## WRITTEN INSTRUCTION
Reproduce the material verbatim, beginning with its first line and ending with the line containing "- y-tick-label: 0.3: [76, 610, 111, 642]", including that line.

··· INFORMATION GIVEN ···

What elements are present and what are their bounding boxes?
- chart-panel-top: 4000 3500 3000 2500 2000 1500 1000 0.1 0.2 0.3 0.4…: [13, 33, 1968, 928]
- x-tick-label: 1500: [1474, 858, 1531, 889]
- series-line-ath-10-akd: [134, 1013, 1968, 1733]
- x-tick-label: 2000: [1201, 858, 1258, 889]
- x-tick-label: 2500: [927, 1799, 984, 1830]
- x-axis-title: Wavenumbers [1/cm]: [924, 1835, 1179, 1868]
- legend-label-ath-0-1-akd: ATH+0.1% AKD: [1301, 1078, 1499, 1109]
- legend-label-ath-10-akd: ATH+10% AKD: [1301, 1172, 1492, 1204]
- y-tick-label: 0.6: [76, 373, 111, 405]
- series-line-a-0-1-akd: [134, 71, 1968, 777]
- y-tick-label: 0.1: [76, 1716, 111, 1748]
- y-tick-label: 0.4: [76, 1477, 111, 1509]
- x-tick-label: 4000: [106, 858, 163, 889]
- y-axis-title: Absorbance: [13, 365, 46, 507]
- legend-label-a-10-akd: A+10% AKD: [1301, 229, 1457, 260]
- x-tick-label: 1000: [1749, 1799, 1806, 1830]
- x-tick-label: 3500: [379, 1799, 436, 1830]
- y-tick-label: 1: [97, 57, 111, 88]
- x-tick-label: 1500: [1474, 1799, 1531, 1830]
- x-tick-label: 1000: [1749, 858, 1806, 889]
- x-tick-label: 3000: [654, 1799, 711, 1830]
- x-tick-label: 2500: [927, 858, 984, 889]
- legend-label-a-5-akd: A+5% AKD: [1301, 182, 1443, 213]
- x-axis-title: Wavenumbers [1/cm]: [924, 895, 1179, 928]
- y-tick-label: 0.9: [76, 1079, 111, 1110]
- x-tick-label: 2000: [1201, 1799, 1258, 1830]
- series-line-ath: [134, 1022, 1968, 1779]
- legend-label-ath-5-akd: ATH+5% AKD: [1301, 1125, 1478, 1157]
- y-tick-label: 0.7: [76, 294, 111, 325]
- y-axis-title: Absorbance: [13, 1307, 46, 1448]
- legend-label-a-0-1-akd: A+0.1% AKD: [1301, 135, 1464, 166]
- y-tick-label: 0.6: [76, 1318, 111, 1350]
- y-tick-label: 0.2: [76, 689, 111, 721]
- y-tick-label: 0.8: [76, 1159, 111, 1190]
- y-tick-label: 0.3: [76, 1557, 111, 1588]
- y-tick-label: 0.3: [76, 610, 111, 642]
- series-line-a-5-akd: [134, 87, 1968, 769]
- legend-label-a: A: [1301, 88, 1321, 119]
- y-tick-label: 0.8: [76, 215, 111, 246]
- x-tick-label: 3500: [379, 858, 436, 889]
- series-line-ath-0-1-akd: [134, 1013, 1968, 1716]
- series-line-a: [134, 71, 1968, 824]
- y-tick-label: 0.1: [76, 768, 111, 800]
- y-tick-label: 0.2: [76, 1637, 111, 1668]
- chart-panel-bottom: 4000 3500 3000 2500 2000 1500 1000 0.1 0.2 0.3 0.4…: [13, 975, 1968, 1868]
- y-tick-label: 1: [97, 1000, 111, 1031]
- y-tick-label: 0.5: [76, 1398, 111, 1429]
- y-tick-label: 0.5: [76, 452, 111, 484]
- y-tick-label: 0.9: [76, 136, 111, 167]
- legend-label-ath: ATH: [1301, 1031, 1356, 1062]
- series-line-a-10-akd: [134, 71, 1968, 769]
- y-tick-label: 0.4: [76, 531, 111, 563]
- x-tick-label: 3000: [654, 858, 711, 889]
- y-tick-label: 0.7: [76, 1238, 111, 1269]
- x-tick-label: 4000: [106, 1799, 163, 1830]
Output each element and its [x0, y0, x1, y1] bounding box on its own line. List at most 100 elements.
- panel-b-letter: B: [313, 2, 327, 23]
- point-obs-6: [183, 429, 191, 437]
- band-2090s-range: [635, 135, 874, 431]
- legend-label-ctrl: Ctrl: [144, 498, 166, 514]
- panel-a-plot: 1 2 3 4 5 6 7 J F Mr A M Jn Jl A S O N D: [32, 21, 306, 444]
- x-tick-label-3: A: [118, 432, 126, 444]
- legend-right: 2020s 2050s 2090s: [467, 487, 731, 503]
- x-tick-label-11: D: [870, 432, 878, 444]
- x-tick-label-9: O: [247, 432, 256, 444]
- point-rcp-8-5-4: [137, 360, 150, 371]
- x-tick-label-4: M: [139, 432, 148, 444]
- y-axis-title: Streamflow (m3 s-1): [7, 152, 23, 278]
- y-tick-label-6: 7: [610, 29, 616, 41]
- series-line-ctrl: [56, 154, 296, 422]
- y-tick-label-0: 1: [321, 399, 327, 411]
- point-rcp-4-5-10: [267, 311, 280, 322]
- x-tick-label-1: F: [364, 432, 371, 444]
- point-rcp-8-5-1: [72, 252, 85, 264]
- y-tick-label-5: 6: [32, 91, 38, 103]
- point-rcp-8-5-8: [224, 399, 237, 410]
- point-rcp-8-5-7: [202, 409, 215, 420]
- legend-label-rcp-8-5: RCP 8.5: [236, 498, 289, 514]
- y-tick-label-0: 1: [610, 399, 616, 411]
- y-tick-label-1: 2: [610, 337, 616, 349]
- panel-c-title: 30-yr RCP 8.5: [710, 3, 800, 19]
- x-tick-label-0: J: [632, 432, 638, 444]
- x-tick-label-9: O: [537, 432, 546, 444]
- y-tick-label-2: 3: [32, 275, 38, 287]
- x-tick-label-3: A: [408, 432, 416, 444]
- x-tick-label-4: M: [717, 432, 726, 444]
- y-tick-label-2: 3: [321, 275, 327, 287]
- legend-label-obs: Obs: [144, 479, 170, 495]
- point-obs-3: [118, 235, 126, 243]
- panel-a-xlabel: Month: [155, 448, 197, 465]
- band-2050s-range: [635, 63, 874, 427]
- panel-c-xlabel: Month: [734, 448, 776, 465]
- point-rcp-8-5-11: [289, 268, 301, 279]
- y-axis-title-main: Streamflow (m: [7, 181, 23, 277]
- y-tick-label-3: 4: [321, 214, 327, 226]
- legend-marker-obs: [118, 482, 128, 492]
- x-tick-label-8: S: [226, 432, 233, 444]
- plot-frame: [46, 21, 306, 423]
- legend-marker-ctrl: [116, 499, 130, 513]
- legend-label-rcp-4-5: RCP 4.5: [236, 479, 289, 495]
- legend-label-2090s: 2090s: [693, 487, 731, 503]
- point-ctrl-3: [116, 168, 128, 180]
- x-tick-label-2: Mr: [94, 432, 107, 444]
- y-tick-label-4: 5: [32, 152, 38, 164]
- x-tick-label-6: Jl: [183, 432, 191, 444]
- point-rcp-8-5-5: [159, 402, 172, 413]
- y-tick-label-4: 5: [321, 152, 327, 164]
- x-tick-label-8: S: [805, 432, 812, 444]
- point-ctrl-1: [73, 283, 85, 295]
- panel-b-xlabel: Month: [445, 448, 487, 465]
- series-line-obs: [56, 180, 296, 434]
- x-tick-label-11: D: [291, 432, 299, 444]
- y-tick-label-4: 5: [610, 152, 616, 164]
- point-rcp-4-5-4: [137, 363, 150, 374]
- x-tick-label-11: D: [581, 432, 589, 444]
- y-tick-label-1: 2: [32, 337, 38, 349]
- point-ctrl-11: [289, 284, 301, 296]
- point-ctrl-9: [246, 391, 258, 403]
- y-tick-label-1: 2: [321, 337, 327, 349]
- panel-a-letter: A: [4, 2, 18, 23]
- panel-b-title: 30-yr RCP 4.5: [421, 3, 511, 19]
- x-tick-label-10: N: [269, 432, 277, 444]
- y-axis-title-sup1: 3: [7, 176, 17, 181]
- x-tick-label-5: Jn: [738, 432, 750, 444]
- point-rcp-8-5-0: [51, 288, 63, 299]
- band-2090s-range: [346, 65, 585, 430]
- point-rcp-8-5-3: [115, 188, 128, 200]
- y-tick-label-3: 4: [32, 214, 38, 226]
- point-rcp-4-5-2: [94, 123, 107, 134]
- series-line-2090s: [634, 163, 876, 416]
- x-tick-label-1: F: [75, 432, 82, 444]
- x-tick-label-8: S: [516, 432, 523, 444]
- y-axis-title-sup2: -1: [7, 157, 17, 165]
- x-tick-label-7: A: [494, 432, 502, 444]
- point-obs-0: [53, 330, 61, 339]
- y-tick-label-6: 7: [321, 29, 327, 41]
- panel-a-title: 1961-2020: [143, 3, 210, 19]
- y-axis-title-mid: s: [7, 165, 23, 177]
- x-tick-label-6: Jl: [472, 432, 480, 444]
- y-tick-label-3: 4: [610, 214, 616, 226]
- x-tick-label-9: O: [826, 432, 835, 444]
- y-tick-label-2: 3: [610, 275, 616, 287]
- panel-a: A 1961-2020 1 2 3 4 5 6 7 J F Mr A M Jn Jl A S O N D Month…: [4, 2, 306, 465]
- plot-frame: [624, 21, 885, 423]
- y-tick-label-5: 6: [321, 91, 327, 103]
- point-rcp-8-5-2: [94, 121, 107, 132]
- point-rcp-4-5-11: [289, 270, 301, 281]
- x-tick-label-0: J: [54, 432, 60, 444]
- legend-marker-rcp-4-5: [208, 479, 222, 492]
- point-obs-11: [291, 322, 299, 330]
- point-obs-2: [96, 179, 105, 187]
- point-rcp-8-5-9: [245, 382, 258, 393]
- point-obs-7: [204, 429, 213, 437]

···

## CORRECT OUTPUT
What elements are present and what are their bounding boxes?
- chart-panel-top: 4000 3500 3000 2500 2000 1500 1000 0.1 0.2 0.3 0.4…: [13, 33, 1968, 928]
- x-tick-label: 1500: [1474, 858, 1531, 889]
- series-line-ath-10-akd: [134, 1013, 1968, 1733]
- x-tick-label: 2000: [1201, 858, 1258, 889]
- x-tick-label: 2500: [927, 1799, 984, 1830]
- x-axis-title: Wavenumbers [1/cm]: [924, 1835, 1179, 1868]
- legend-label-ath-0-1-akd: ATH+0.1% AKD: [1301, 1078, 1499, 1109]
- legend-label-ath-10-akd: ATH+10% AKD: [1301, 1172, 1492, 1204]
- y-tick-label: 0.6: [76, 373, 111, 405]
- series-line-a-0-1-akd: [134, 71, 1968, 777]
- y-tick-label: 0.1: [76, 1716, 111, 1748]
- y-tick-label: 0.4: [76, 1477, 111, 1509]
- x-tick-label: 4000: [106, 858, 163, 889]
- y-axis-title: Absorbance: [13, 365, 46, 507]
- legend-label-a-10-akd: A+10% AKD: [1301, 229, 1457, 260]
- x-tick-label: 1000: [1749, 1799, 1806, 1830]
- x-tick-label: 3500: [379, 1799, 436, 1830]
- y-tick-label: 1: [97, 57, 111, 88]
- x-tick-label: 1500: [1474, 1799, 1531, 1830]
- x-tick-label: 1000: [1749, 858, 1806, 889]
- x-tick-label: 3000: [654, 1799, 711, 1830]
- x-tick-label: 2500: [927, 858, 984, 889]
- legend-label-a-5-akd: A+5% AKD: [1301, 182, 1443, 213]
- x-axis-title: Wavenumbers [1/cm]: [924, 895, 1179, 928]
- y-tick-label: 0.9: [76, 1079, 111, 1110]
- x-tick-label: 2000: [1201, 1799, 1258, 1830]
- series-line-ath: [134, 1022, 1968, 1779]
- legend-label-ath-5-akd: ATH+5% AKD: [1301, 1125, 1478, 1157]
- y-tick-label: 0.7: [76, 294, 111, 325]
- y-axis-title: Absorbance: [13, 1307, 46, 1448]
- legend-label-a-0-1-akd: A+0.1% AKD: [1301, 135, 1464, 166]
- y-tick-label: 0.6: [76, 1318, 111, 1350]
- y-tick-label: 0.2: [76, 689, 111, 721]
- y-tick-label: 0.8: [76, 1159, 111, 1190]
- y-tick-label: 0.3: [76, 1557, 111, 1588]
- y-tick-label: 0.3: [76, 610, 111, 642]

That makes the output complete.